TASK PROMPT ▸ Keep the pictures out of the copy and print all the entries below exactly.

SUPPLIED RECORDS ▸

■ ■ ■ ■ ■ ■ ■

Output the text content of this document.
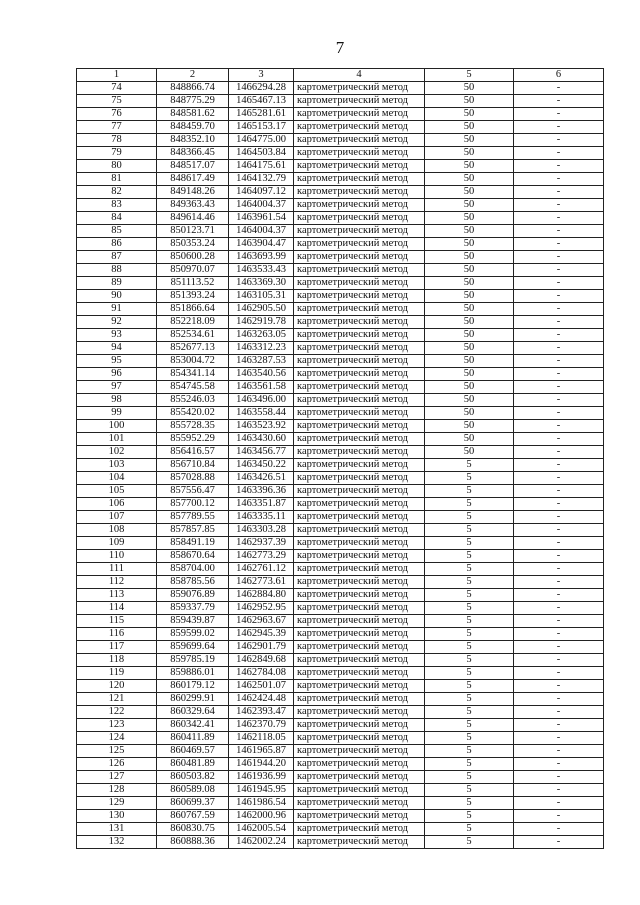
7
1	2	3	4	5	6
74	848866.74	1466294.28	картометрический метод	50	-
75	848775.29	1465467.13	картометрический метод	50	-
76	848581.62	1465281.61	картометрический метод	50	-
77	848459.70	1465153.17	картометрический метод	50	-
78	848352.10	1464775.00	картометрический метод	50	-
79	848366.45	1464503.84	картометрический метод	50	-
80	848517.07	1464175.61	картометрический метод	50	-
81	848617.49	1464132.79	картометрический метод	50	-
82	849148.26	1464097.12	картометрический метод	50	-
83	849363.43	1464004.37	картометрический метод	50	-
84	849614.46	1463961.54	картометрический метод	50	-
85	850123.71	1464004.37	картометрический метод	50	-
86	850353.24	1463904.47	картометрический метод	50	-
87	850600.28	1463693.99	картометрический метод	50	-
88	850970.07	1463533.43	картометрический метод	50	-
89	851113.52	1463369.30	картометрический метод	50	-
90	851393.24	1463105.31	картометрический метод	50	-
91	851866.64	1462905.50	картометрический метод	50	-
92	852218.09	1462919.78	картометрический метод	50	-
93	852534.61	1463263.05	картометрический метод	50	-
94	852677.13	1463312.23	картометрический метод	50	-
95	853004.72	1463287.53	картометрический метод	50	-
96	854341.14	1463540.56	картометрический метод	50	-
97	854745.58	1463561.58	картометрический метод	50	-
98	855246.03	1463496.00	картометрический метод	50	-
99	855420.02	1463558.44	картометрический метод	50	-
100	855728.35	1463523.92	картометрический метод	50	-
101	855952.29	1463430.60	картометрический метод	50	-
102	856416.57	1463456.77	картометрический метод	50	-
103	856710.84	1463450.22	картометрический метод	5	-
104	857028.88	1463426.51	картометрический метод	5	-
105	857556.47	1463396.36	картометрический метод	5	-
106	857700.12	1463351.87	картометрический метод	5	-
107	857789.55	1463335.11	картометрический метод	5	-
108	857857.85	1463303.28	картометрический метод	5	-
109	858491.19	1462937.39	картометрический метод	5	-
110	858670.64	1462773.29	картометрический метод	5	-
111	858704.00	1462761.12	картометрический метод	5	-
112	858785.56	1462773.61	картометрический метод	5	-
113	859076.89	1462884.80	картометрический метод	5	-
114	859337.79	1462952.95	картометрический метод	5	-
115	859439.87	1462963.67	картометрический метод	5	-
116	859599.02	1462945.39	картометрический метод	5	-
117	859699.64	1462901.79	картометрический метод	5	-
118	859785.19	1462849.68	картометрический метод	5	-
119	859886.01	1462784.08	картометрический метод	5	-
120	860179.12	1462501.07	картометрический метод	5	-
121	860299.91	1462424.48	картометрический метод	5	-
122	860329.64	1462393.47	картометрический метод	5	-
123	860342.41	1462370.79	картометрический метод	5	-
124	860411.89	1462118.05	картометрический метод	5	-
125	860469.57	1461965.87	картометрический метод	5	-
126	860481.89	1461944.20	картометрический метод	5	-
127	860503.82	1461936.99	картометрический метод	5	-
128	860589.08	1461945.95	картометрический метод	5	-
129	860699.37	1461986.54	картометрический метод	5	-
130	860767.59	1462000.96	картометрический метод	5	-
131	860830.75	1462005.54	картометрический метод	5	-
132	860888.36	1462002.24	картометрический метод	5	-
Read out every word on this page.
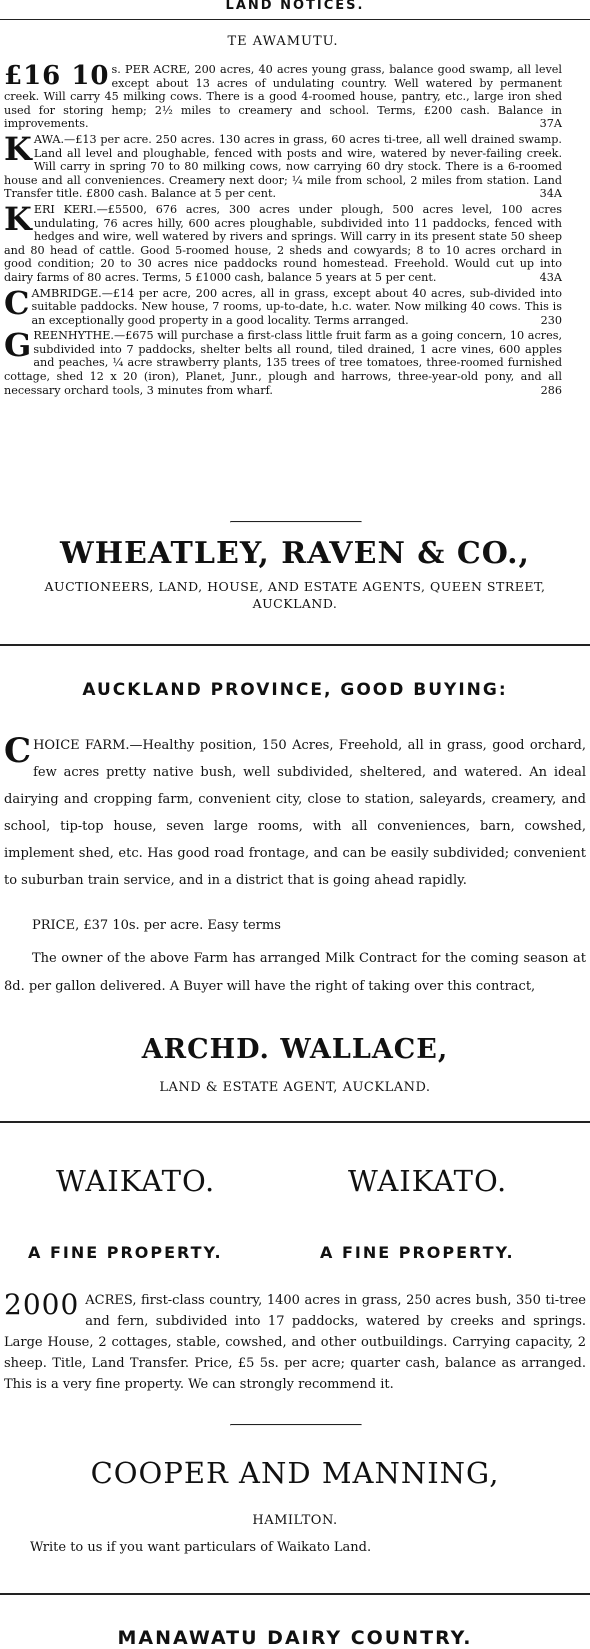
LAND NOTICES.
TE AWAMUTU.
£16 10 s. PER ACRE, 200 acres, 40 acres young grass, balance good swamp, all level except about 13 acres of undulating country. Well watered by permanent creek. Will carry 45 milking cows. There is a good 4-roomed house, pantry, etc., large iron shed used for storing hemp; 2½ miles to creamery and school. Terms, £200 cash. Balance in improvements.	37A
K AWA.—£13 per acre. 250 acres. 130 acres in grass, 60 acres ti-tree, all well drained swamp. Land all level and ploughable, fenced with posts and wire, watered by never-failing creek. Will carry in spring 70 to 80 milking cows, now carrying 60 dry stock. There is a 6-roomed house and all conveniences. Creamery next door; ¼ mile from school, 2 miles from station. Land Transfer title. £800 cash. Balance at 5 per cent.	34A
K ERI KERI.—£5500, 676 acres, 300 acres under plough, 500 acres level, 100 acres undulating, 76 acres hilly, 600 acres ploughable, subdivided into 11 paddocks, fenced with hedges and wire, well watered by rivers and springs. Will carry in its present state 50 sheep and 80 head of cattle. Good 5-roomed house, 2 sheds and cowyards; 8 to 10 acres orchard in good condition; 20 to 30 acres nice paddocks round homestead. Freehold. Would cut up into dairy farms of 80 acres. Terms, 5 £1000 cash, balance 5 years at 5 per cent.	43A
C AMBRIDGE.—£14 per acre, 200 acres, all in grass, except about 40 acres, sub-divided into suitable paddocks. New house, 7 rooms, up-to-date, h.c. water. Now milking 40 cows. This is an exceptionally good property in a good locality. Terms arranged.	230
G REENHYTHE.—£675 will purchase a first-class little fruit farm as a going concern, 10 acres, subdivided into 7 paddocks, shelter belts all round, tiled drained, 1 acre vines, 600 apples and peaches, ¼ acre strawberry plants, 135 trees of tree tomatoes, three-roomed furnished cottage, shed 12 x 20 (iron), Planet, Junr., plough and harrows, three-year-old pony, and all necessary orchard tools, 3 minutes from wharf.	286
WHEATLEY, RAVEN & CO.,
AUCTIONEERS, LAND, HOUSE, AND ESTATE AGENTS, QUEEN STREET,
AUCKLAND.
AUCKLAND PROVINCE, GOOD BUYING:
C HOICE FARM.—Healthy position, 150 Acres, Freehold, all in grass, good orchard, few acres pretty native bush, well subdivided, sheltered, and watered. An ideal dairying and cropping farm, convenient city, close to station, saleyards, creamery, and school, tip-top house, seven large rooms, with all conveniences, barn, cowshed, implement shed, etc. Has good road frontage, and can be easily subdivided; convenient to suburban train service, and in a district that is going ahead rapidly.
PRICE, £37 10s. per acre. Easy terms
The owner of the above Farm has arranged Milk Contract for the coming season at 8d. per gallon delivered. A Buyer will have the right of taking over this contract,
ARCHD. WALLACE,
LAND & ESTATE AGENT, AUCKLAND.
WAIKATO.	WAIKATO.
A FINE PROPERTY.	A FINE PROPERTY.
2000 ACRES, first-class country, 1400 acres in grass, 250 acres bush, 350 ti-tree and fern, subdivided into 17 paddocks, watered by creeks and springs. Large House, 2 cottages, stable, cowshed, and other outbuildings. Carrying capacity, 2 sheep. Title, Land Transfer. Price, £5 5s. per acre; quarter cash, balance as arranged. This is a very fine property. We can strongly recommend it.
COOPER AND MANNING,
HAMILTON.
Write to us if you want particulars of Waikato Land.
MANAWATU DAIRY COUNTRY.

■ ■ ■ ■ ■ ■ ■

EXPECTED ANSWER ▸
Output the text content of this document.
7
1	2	3	4	5	6
74	848866.74	1466294.28	картометрический метод	50	-
75	848775.29	1465467.13	картометрический метод	50	-
76	848581.62	1465281.61	картометрический метод	50	-
77	848459.70	1465153.17	картометрический метод	50	-
78	848352.10	1464775.00	картометрический метод	50	-
79	848366.45	1464503.84	картометрический метод	50	-
80	848517.07	1464175.61	картометрический метод	50	-
81	848617.49	1464132.79	картометрический метод	50	-
82	849148.26	1464097.12	картометрический метод	50	-
83	849363.43	1464004.37	картометрический метод	50	-
84	849614.46	1463961.54	картометрический метод	50	-
85	850123.71	1464004.37	картометрический метод	50	-
86	850353.24	1463904.47	картометрический метод	50	-
87	850600.28	1463693.99	картометрический метод	50	-
88	850970.07	1463533.43	картометрический метод	50	-
89	851113.52	1463369.30	картометрический метод	50	-
90	851393.24	1463105.31	картометрический метод	50	-
91	851866.64	1462905.50	картометрический метод	50	-
92	852218.09	1462919.78	картометрический метод	50	-
93	852534.61	1463263.05	картометрический метод	50	-
94	852677.13	1463312.23	картометрический метод	50	-
95	853004.72	1463287.53	картометрический метод	50	-
96	854341.14	1463540.56	картометрический метод	50	-
97	854745.58	1463561.58	картометрический метод	50	-
98	855246.03	1463496.00	картометрический метод	50	-
99	855420.02	1463558.44	картометрический метод	50	-
100	855728.35	1463523.92	картометрический метод	50	-
101	855952.29	1463430.60	картометрический метод	50	-
102	856416.57	1463456.77	картометрический метод	50	-
103	856710.84	1463450.22	картометрический метод	5	-
104	857028.88	1463426.51	картометрический метод	5	-
105	857556.47	1463396.36	картометрический метод	5	-
106	857700.12	1463351.87	картометрический метод	5	-
107	857789.55	1463335.11	картометрический метод	5	-
108	857857.85	1463303.28	картометрический метод	5	-
109	858491.19	1462937.39	картометрический метод	5	-
110	858670.64	1462773.29	картометрический метод	5	-
111	858704.00	1462761.12	картометрический метод	5	-
112	858785.56	1462773.61	картометрический метод	5	-
113	859076.89	1462884.80	картометрический метод	5	-
114	859337.79	1462952.95	картометрический метод	5	-
115	859439.87	1462963.67	картометрический метод	5	-
116	859599.02	1462945.39	картометрический метод	5	-
117	859699.64	1462901.79	картометрический метод	5	-
118	859785.19	1462849.68	картометрический метод	5	-
119	859886.01	1462784.08	картометрический метод	5	-
120	860179.12	1462501.07	картометрический метод	5	-
121	860299.91	1462424.48	картометрический метод	5	-
122	860329.64	1462393.47	картометрический метод	5	-
123	860342.41	1462370.79	картометрический метод	5	-
124	860411.89	1462118.05	картометрический метод	5	-
125	860469.57	1461965.87	картометрический метод	5	-
126	860481.89	1461944.20	картометрический метод	5	-
127	860503.82	1461936.99	картометрический метод	5	-
128	860589.08	1461945.95	картометрический метод	5	-
129	860699.37	1461986.54	картометрический метод	5	-
130	860767.59	1462000.96	картометрический метод	5	-
131	860830.75	1462005.54	картометрический метод	5	-
132	860888.36	1462002.24	картометрический метод	5	-
Read out every word on this page.
LAND NOTICES.
TE AWAMUTU.
£16 10 s. PER ACRE, 200 acres, 40 acres young grass, balance good swamp, all level except about 13 acres of undulating country. Well watered by permanent creek. Will carry 45 milking cows. There is a good 4-roomed house, pantry, etc., large iron shed used for storing hemp; 2½ miles to creamery and school. Terms, £200 cash. Balance in improvements.	37A
K AWA.—£13 per acre. 250 acres. 130 acres in grass, 60 acres ti-tree, all well drained swamp. Land all level and ploughable, fenced with posts and wire, watered by never-failing creek. Will carry in spring 70 to 80 milking cows, now carrying 60 dry stock. There is a 6-roomed house and all conveniences. Creamery next door; ¼ mile from school, 2 miles from station. Land Transfer title. £800 cash. Balance at 5 per cent.	34A
K ERI KERI.—£5500, 676 acres, 300 acres under plough, 500 acres level, 100 acres undulating, 76 acres hilly, 600 acres ploughable, subdivided into 11 paddocks, fenced with hedges and wire, well watered by rivers and springs. Will carry in its present state 50 sheep and 80 head of cattle. Good 5-roomed house, 2 sheds and cowyards; 8 to 10 acres orchard in good condition; 20 to 30 acres nice paddocks round homestead. Freehold. Would cut up into dairy farms of 80 acres. Terms, 5 £1000 cash, balance 5 years at 5 per cent.	43A
C AMBRIDGE.—£14 per acre, 200 acres, all in grass, except about 40 acres, sub-divided into suitable paddocks. New house, 7 rooms, up-to-date, h.c. water. Now milking 40 cows. This is an exceptionally good property in a good locality. Terms arranged.	230
G REENHYTHE.—£675 will purchase a first-class little fruit farm as a going concern, 10 acres, subdivided into 7 paddocks, shelter belts all round, tiled drained, 1 acre vines, 600 apples and peaches, ¼ acre strawberry plants, 135 trees of tree tomatoes, three-roomed furnished cottage, shed 12 x 20 (iron), Planet, Junr., plough and harrows, three-year-old pony, and all necessary orchard tools, 3 minutes from wharf.	286
WHEATLEY, RAVEN & CO.,
AUCTIONEERS, LAND, HOUSE, AND ESTATE AGENTS, QUEEN STREET,
AUCKLAND.
AUCKLAND PROVINCE, GOOD BUYING:
C HOICE FARM.—Healthy position, 150 Acres, Freehold, all in grass, good orchard, few acres pretty native bush, well subdivided, sheltered, and watered. An ideal dairying and cropping farm, convenient city, close to station, saleyards, creamery, and school, tip-top house, seven large rooms, with all conveniences, barn, cowshed, implement shed, etc. Has good road frontage, and can be easily subdivided; convenient to suburban train service, and in a district that is going ahead rapidly.
PRICE, £37 10s. per acre. Easy terms
The owner of the above Farm has arranged Milk Contract for the coming season at 8d. per gallon delivered. A Buyer will have the right of taking over this contract,
ARCHD. WALLACE,
LAND & ESTATE AGENT, AUCKLAND.
WAIKATO.	WAIKATO.
A FINE PROPERTY.	A FINE PROPERTY.
2000 ACRES, first-class country, 1400 acres in grass, 250 acres bush, 350 ti-tree and fern, subdivided into 17 paddocks, watered by creeks and springs. Large House, 2 cottages, stable, cowshed, and other outbuildings. Carrying capacity, 2 sheep. Title, Land Transfer. Price, £5 5s. per acre; quarter cash, balance as arranged. This is a very fine property. We can strongly recommend it.
COOPER AND MANNING,
HAMILTON.
Write to us if you want particulars of Waikato Land.
MANAWATU DAIRY COUNTRY.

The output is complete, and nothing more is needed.